Job:
Tally the lines holding the word "using" and state the count by itself.

Items:

□ □ □ □ □

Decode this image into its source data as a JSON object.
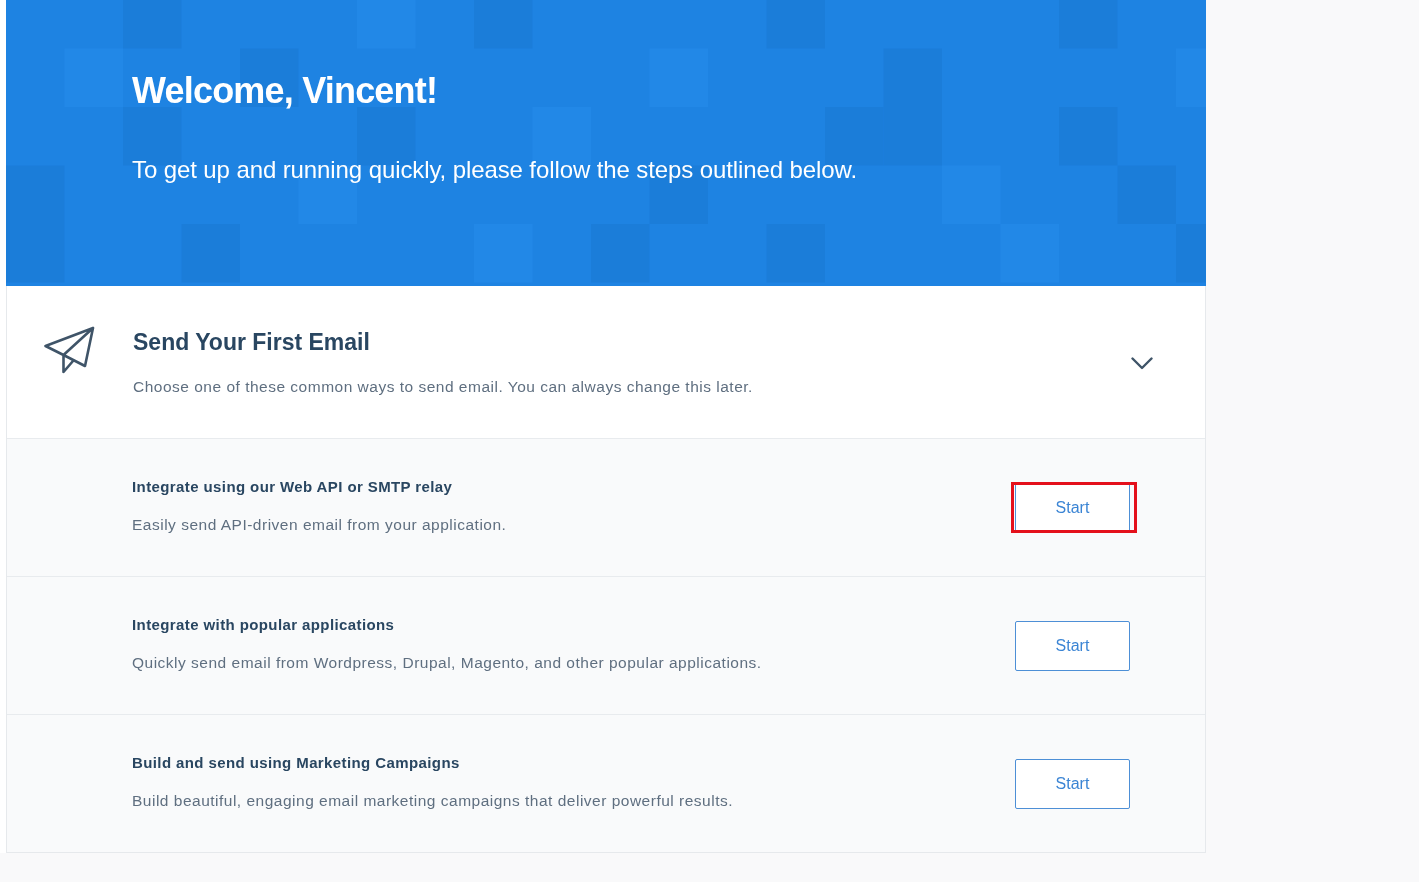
{
  "banner": {
    "title": "Welcome, Vincent!",
    "subtitle": "To get up and running quickly, please follow the steps outlined below."
  },
  "section": {
    "title": "Send Your First Email",
    "description": "Choose one of these common ways to send email. You can always change this later.",
    "expanded": true,
    "options": [
      {
        "title": "Integrate using our Web API or SMTP relay",
        "description": "Easily send API-driven email from your application.",
        "button": "Start",
        "highlighted": true
      },
      {
        "title": "Integrate with popular applications",
        "description": "Quickly send email from Wordpress, Drupal, Magento, and other popular applications.",
        "button": "Start",
        "highlighted": false
      },
      {
        "title": "Build and send using Marketing Campaigns",
        "description": "Build beautiful, engaging email marketing campaigns that deliver powerful results.",
        "button": "Start",
        "highlighted": false
      }
    ]
  }
}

□ □ □ □ □

Exercise answer:
2